____ Entries shown

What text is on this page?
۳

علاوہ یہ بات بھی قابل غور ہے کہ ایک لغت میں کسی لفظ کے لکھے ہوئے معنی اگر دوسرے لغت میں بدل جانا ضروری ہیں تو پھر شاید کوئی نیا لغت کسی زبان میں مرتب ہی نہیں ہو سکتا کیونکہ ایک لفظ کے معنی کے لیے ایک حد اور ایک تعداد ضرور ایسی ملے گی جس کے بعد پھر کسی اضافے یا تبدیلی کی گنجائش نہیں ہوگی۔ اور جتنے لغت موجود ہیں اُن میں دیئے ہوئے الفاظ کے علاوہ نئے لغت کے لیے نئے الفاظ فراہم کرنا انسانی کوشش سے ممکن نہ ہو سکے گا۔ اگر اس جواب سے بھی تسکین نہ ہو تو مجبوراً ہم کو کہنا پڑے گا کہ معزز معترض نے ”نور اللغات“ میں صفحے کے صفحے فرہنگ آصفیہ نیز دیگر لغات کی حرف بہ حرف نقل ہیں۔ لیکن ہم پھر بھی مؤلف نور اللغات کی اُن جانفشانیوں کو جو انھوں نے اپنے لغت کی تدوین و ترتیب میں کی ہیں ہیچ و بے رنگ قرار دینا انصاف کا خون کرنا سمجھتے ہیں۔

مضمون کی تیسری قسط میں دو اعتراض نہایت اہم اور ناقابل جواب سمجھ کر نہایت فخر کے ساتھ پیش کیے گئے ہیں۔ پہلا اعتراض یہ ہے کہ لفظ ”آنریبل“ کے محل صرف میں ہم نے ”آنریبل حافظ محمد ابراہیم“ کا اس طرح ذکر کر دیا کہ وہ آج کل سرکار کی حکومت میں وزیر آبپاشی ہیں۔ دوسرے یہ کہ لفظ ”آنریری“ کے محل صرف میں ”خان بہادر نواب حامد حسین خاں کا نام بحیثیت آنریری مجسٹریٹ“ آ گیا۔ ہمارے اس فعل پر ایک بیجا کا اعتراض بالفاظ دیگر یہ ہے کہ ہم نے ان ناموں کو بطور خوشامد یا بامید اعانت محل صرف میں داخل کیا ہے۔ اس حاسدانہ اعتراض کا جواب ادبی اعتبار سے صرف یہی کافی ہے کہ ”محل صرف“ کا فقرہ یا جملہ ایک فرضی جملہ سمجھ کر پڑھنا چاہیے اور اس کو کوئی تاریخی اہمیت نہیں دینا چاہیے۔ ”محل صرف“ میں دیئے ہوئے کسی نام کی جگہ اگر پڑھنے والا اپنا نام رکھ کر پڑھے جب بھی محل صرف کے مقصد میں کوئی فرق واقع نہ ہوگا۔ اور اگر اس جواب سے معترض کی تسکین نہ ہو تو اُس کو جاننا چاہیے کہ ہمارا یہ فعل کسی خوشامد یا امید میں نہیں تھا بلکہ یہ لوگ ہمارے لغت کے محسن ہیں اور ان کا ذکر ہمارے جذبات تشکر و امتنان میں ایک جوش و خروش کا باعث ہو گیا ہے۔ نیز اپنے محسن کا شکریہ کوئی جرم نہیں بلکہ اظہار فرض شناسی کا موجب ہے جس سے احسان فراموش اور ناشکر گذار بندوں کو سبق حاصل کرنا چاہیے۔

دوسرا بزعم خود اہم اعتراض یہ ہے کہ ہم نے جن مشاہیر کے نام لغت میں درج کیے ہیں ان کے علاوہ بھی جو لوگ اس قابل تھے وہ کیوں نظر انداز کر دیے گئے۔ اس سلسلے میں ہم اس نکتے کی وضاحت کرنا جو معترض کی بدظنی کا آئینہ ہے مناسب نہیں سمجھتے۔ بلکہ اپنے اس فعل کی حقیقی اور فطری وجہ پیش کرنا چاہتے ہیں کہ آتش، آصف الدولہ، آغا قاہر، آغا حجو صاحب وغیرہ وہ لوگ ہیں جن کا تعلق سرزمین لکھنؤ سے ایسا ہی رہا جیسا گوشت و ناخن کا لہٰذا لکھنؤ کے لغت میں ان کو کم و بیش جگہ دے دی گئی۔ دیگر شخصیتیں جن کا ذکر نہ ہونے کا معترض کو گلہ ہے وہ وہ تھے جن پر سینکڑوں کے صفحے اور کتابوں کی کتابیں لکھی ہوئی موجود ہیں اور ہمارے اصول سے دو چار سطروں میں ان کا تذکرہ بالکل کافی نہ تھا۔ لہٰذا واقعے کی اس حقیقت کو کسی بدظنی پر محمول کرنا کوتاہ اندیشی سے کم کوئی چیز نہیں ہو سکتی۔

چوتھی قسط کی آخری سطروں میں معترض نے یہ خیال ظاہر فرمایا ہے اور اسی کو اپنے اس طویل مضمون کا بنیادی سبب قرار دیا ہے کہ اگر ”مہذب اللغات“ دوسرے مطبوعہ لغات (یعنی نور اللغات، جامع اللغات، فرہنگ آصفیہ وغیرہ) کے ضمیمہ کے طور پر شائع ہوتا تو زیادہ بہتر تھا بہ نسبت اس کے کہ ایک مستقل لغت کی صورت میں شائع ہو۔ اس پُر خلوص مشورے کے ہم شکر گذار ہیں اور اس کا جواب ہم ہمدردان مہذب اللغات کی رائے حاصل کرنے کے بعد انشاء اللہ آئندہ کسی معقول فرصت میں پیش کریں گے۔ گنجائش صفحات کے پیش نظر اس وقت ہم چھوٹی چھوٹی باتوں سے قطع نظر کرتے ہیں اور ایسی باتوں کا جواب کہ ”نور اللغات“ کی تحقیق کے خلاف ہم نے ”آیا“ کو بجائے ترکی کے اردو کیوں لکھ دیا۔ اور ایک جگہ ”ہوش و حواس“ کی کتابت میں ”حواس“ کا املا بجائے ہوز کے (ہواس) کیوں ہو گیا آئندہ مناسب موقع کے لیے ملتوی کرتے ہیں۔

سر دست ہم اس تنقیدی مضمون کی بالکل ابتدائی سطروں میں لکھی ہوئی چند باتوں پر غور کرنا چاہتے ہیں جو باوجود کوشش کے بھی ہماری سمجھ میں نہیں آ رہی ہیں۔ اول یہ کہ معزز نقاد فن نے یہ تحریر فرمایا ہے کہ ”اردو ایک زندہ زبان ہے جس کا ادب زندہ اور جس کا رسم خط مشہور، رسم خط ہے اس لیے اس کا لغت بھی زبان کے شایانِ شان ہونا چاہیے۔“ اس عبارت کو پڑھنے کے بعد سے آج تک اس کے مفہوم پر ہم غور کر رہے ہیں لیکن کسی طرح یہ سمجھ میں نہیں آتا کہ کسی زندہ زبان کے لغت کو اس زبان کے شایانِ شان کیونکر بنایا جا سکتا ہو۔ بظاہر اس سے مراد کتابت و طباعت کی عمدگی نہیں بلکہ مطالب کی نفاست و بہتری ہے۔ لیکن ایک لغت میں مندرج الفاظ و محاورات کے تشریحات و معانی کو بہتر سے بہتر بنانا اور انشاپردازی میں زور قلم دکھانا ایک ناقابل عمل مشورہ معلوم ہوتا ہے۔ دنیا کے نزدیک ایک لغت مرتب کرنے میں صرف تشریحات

________

Exercise requirements: Copy out all of the records above with nothing altered.

Solution:
What text is on this page?
۳

علاوہ یہ بات بھی قابل غور ہے کہ ایک لغت میں کسی لفظ کے لکھے ہوئے معنی اگر دوسرے لغت میں بدل جانا ضروری ہیں تو پھر شاید کوئی نیا لغت کسی زبان میں مرتب ہی نہیں ہو سکتا کیونکہ ایک لفظ کے معنی کے لیے ایک حد اور ایک تعداد ضرور ایسی ملے گی جس کے بعد پھر کسی اضافے یا تبدیلی کی گنجائش نہیں ہوگی۔ اور جتنے لغت موجود ہیں اُن میں دیئے ہوئے الفاظ کے علاوہ نئے لغت کے لیے نئے الفاظ فراہم کرنا انسانی کوشش سے ممکن نہ ہو سکے گا۔ اگر اس جواب سے بھی تسکین نہ ہو تو مجبوراً ہم کو کہنا پڑے گا کہ معزز معترض نے ”نور اللغات“ میں صفحے کے صفحے فرہنگ آصفیہ نیز دیگر لغات کی حرف بہ حرف نقل ہیں۔ لیکن ہم پھر بھی مؤلف نور اللغات کی اُن جانفشانیوں کو جو انھوں نے اپنے لغت کی تدوین و ترتیب میں کی ہیں ہیچ و بے رنگ قرار دینا انصاف کا خون کرنا سمجھتے ہیں۔

مضمون کی تیسری قسط میں دو اعتراض نہایت اہم اور ناقابل جواب سمجھ کر نہایت فخر کے ساتھ پیش کیے گئے ہیں۔ پہلا اعتراض یہ ہے کہ لفظ ”آنریبل“ کے محل صرف میں ہم نے ”آنریبل حافظ محمد ابراہیم“ کا اس طرح ذکر کر دیا کہ وہ آج کل سرکار کی حکومت میں وزیر آبپاشی ہیں۔ دوسرے یہ کہ لفظ ”آنریری“ کے محل صرف میں ”خان بہادر نواب حامد حسین خاں کا نام بحیثیت آنریری مجسٹریٹ“ آ گیا۔ ہمارے اس فعل پر ایک بیجا کا اعتراض بالفاظ دیگر یہ ہے کہ ہم نے ان ناموں کو بطور خوشامد یا بامید اعانت محل صرف میں داخل کیا ہے۔ اس حاسدانہ اعتراض کا جواب ادبی اعتبار سے صرف یہی کافی ہے کہ ”محل صرف“ کا فقرہ یا جملہ ایک فرضی جملہ سمجھ کر پڑھنا چاہیے اور اس کو کوئی تاریخی اہمیت نہیں دینا چاہیے۔ ”محل صرف“ میں دیئے ہوئے کسی نام کی جگہ اگر پڑھنے والا اپنا نام رکھ کر پڑھے جب بھی محل صرف کے مقصد میں کوئی فرق واقع نہ ہوگا۔ اور اگر اس جواب سے معترض کی تسکین نہ ہو تو اُس کو جاننا چاہیے کہ ہمارا یہ فعل کسی خوشامد یا امید میں نہیں تھا بلکہ یہ لوگ ہمارے لغت کے محسن ہیں اور ان کا ذکر ہمارے جذبات تشکر و امتنان میں ایک جوش و خروش کا باعث ہو گیا ہے۔ نیز اپنے محسن کا شکریہ کوئی جرم نہیں بلکہ اظہار فرض شناسی کا موجب ہے جس سے احسان فراموش اور ناشکر گذار بندوں کو سبق حاصل کرنا چاہیے۔

دوسرا بزعم خود اہم اعتراض یہ ہے کہ ہم نے جن مشاہیر کے نام لغت میں درج کیے ہیں ان کے علاوہ بھی جو لوگ اس قابل تھے وہ کیوں نظر انداز کر دیے گئے۔ اس سلسلے میں ہم اس نکتے کی وضاحت کرنا جو معترض کی بدظنی کا آئینہ ہے مناسب نہیں سمجھتے۔ بلکہ اپنے اس فعل کی حقیقی اور فطری وجہ پیش کرنا چاہتے ہیں کہ آتش، آصف الدولہ، آغا قاہر، آغا حجو صاحب وغیرہ وہ لوگ ہیں جن کا تعلق سرزمین لکھنؤ سے ایسا ہی رہا جیسا گوشت و ناخن کا لہٰذا لکھنؤ کے لغت میں ان کو کم و بیش جگہ دے دی گئی۔ دیگر شخصیتیں جن کا ذکر نہ ہونے کا معترض کو گلہ ہے وہ وہ تھے جن پر سینکڑوں کے صفحے اور کتابوں کی کتابیں لکھی ہوئی موجود ہیں اور ہمارے اصول سے دو چار سطروں میں ان کا تذکرہ بالکل کافی نہ تھا۔ لہٰذا واقعے کی اس حقیقت کو کسی بدظنی پر محمول کرنا کوتاہ اندیشی سے کم کوئی چیز نہیں ہو سکتی۔

چوتھی قسط کی آخری سطروں میں معترض نے یہ خیال ظاہر فرمایا ہے اور اسی کو اپنے اس طویل مضمون کا بنیادی سبب قرار دیا ہے کہ اگر ”مہذب اللغات“ دوسرے مطبوعہ لغات (یعنی نور اللغات، جامع اللغات، فرہنگ آصفیہ وغیرہ) کے ضمیمہ کے طور پر شائع ہوتا تو زیادہ بہتر تھا بہ نسبت اس کے کہ ایک مستقل لغت کی صورت میں شائع ہو۔ اس پُر خلوص مشورے کے ہم شکر گذار ہیں اور اس کا جواب ہم ہمدردان مہذب اللغات کی رائے حاصل کرنے کے بعد انشاء اللہ آئندہ کسی معقول فرصت میں پیش کریں گے۔ گنجائش صفحات کے پیش نظر اس وقت ہم چھوٹی چھوٹی باتوں سے قطع نظر کرتے ہیں اور ایسی باتوں کا جواب کہ ”نور اللغات“ کی تحقیق کے خلاف ہم نے ”آیا“ کو بجائے ترکی کے اردو کیوں لکھ دیا۔ اور ایک جگہ ”ہوش و حواس“ کی کتابت میں ”حواس“ کا املا بجائے ہوز کے (ہواس) کیوں ہو گیا آئندہ مناسب موقع کے لیے ملتوی کرتے ہیں۔

سر دست ہم اس تنقیدی مضمون کی بالکل ابتدائی سطروں میں لکھی ہوئی چند باتوں پر غور کرنا چاہتے ہیں جو باوجود کوشش کے بھی ہماری سمجھ میں نہیں آ رہی ہیں۔ اول یہ کہ معزز نقاد فن نے یہ تحریر فرمایا ہے کہ ”اردو ایک زندہ زبان ہے جس کا ادب زندہ اور جس کا رسم خط مشہور، رسم خط ہے اس لیے اس کا لغت بھی زبان کے شایانِ شان ہونا چاہیے۔“ اس عبارت کو پڑھنے کے بعد سے آج تک اس کے مفہوم پر ہم غور کر رہے ہیں لیکن کسی طرح یہ سمجھ میں نہیں آتا کہ کسی زندہ زبان کے لغت کو اس زبان کے شایانِ شان کیونکر بنایا جا سکتا ہو۔ بظاہر اس سے مراد کتابت و طباعت کی عمدگی نہیں بلکہ مطالب کی نفاست و بہتری ہے۔ لیکن ایک لغت میں مندرج الفاظ و محاورات کے تشریحات و معانی کو بہتر سے بہتر بنانا اور انشاپردازی میں زور قلم دکھانا ایک ناقابل عمل مشورہ معلوم ہوتا ہے۔ دنیا کے نزدیک ایک لغت مرتب کرنے میں صرف تشریحات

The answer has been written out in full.